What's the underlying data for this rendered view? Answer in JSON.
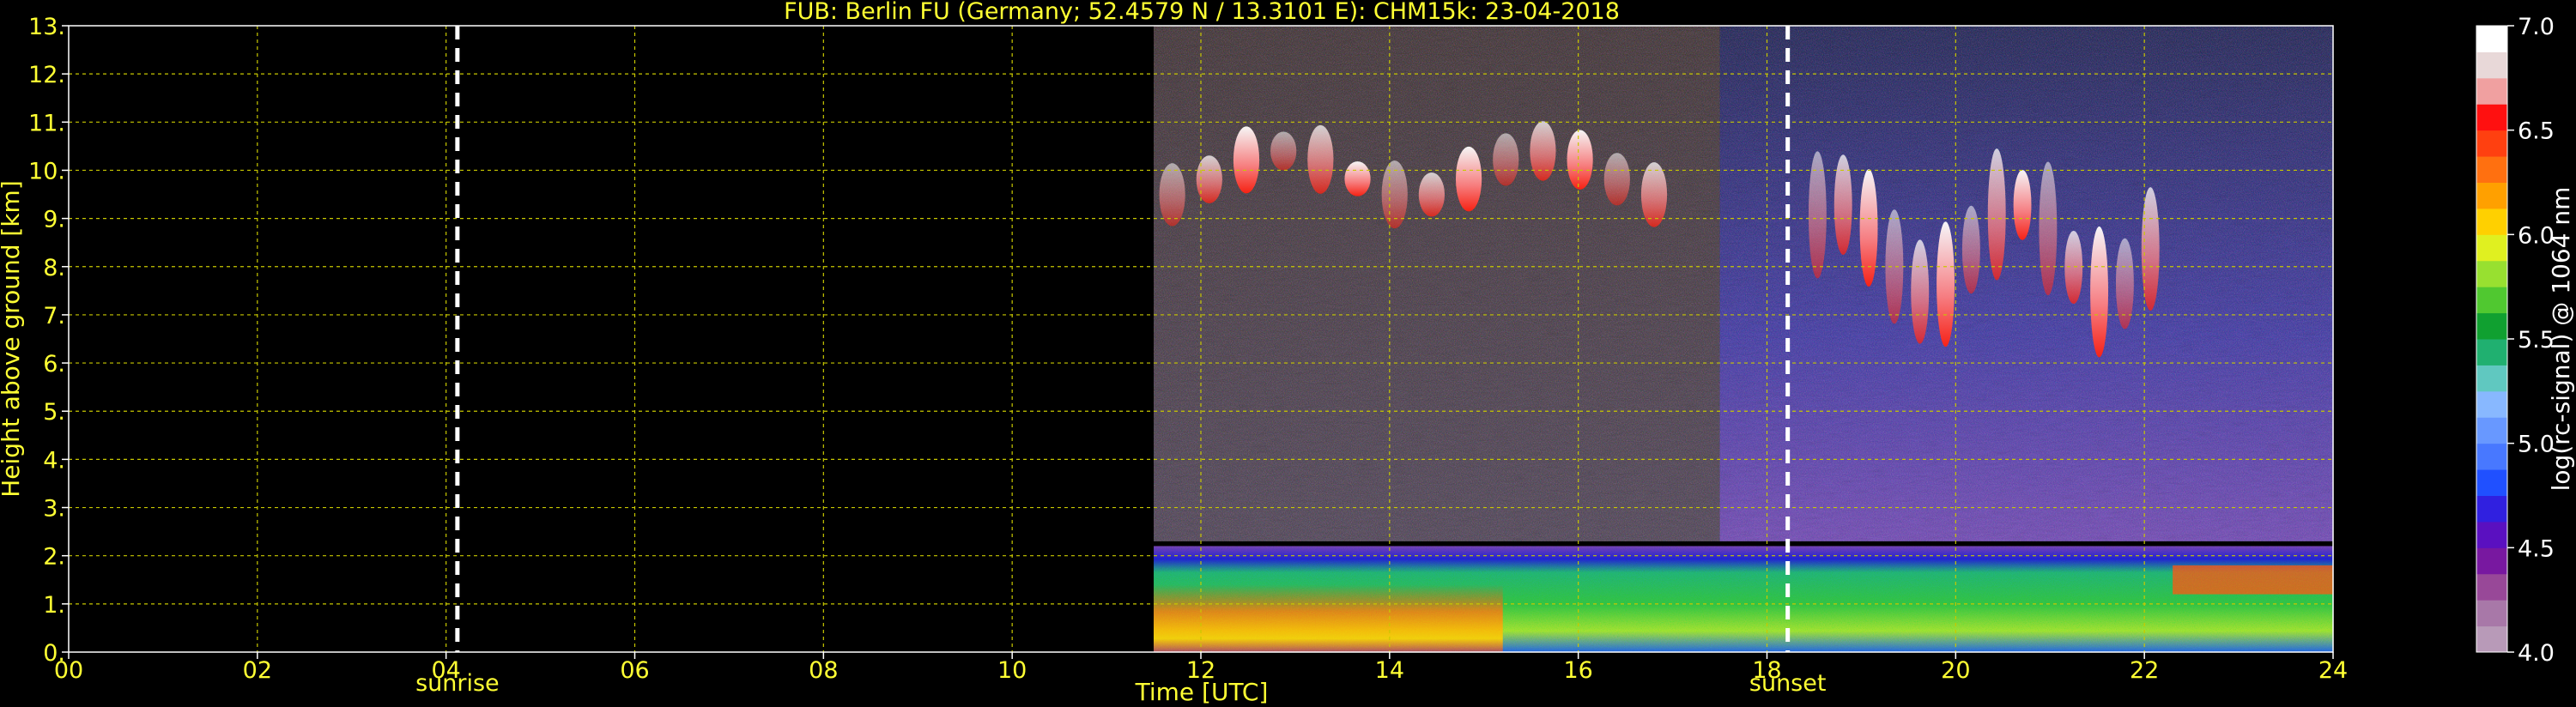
{
  "chart_data": {
    "type": "heatmap",
    "title": "FUB: Berlin FU (Germany; 52.4579 N / 13.3101 E):    CHM15k: 23-04-2018",
    "xlabel": "Time [UTC]",
    "ylabel": "Height above ground [km]",
    "xlim": [
      0,
      24
    ],
    "ylim": [
      0,
      13
    ],
    "x_ticks": [
      "00",
      "02",
      "04",
      "06",
      "08",
      "10",
      "12",
      "14",
      "16",
      "18",
      "20",
      "22",
      "24"
    ],
    "y_ticks": [
      "0.",
      "1.",
      "2.",
      "3.",
      "4.",
      "5.",
      "6.",
      "7.",
      "8.",
      "9.",
      "10.",
      "11.",
      "12.",
      "13."
    ],
    "grid": true,
    "data_start_hour": 11.5,
    "markers": [
      {
        "label": "sunrise",
        "hour": 4.12
      },
      {
        "label": "sunset",
        "hour": 18.22
      }
    ],
    "layers": [
      {
        "description": "boundary layer aerosol",
        "from_hour": 11.5,
        "to_hour": 24,
        "bottom_km": 0.0,
        "top_km": 2.2,
        "level": 5.6
      },
      {
        "description": "high cirrus",
        "from_hour": 11.5,
        "to_hour": 17.0,
        "bottom_km": 8.5,
        "top_km": 10.4,
        "level": 6.5
      },
      {
        "description": "cirrus",
        "from_hour": 18.4,
        "to_hour": 22.2,
        "bottom_km": 5.6,
        "top_km": 9.3,
        "level": 6.3
      }
    ],
    "colorbar": {
      "label": "log(rc-signal) @ 1064 nm",
      "range": [
        4.0,
        7.0
      ],
      "ticks": [
        "4.0",
        "4.5",
        "5.0",
        "5.5",
        "6.0",
        "6.5",
        "7.0"
      ],
      "colors": [
        "#b89ab8",
        "#a878a8",
        "#984898",
        "#7818a0",
        "#5a10c0",
        "#3020e0",
        "#2050ff",
        "#4878ff",
        "#6898ff",
        "#88b8ff",
        "#60c8c0",
        "#20b070",
        "#10a030",
        "#50c830",
        "#98e030",
        "#e0f020",
        "#ffd000",
        "#ffa000",
        "#ff7010",
        "#ff4010",
        "#ff1010",
        "#f0a0a0",
        "#e8d8d8",
        "#ffffff"
      ]
    }
  }
}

**Directive:** Where a line contains the string "cirrus", extract that line.

**Written solution:**
        "description": "high cirrus",
        "description": "cirrus",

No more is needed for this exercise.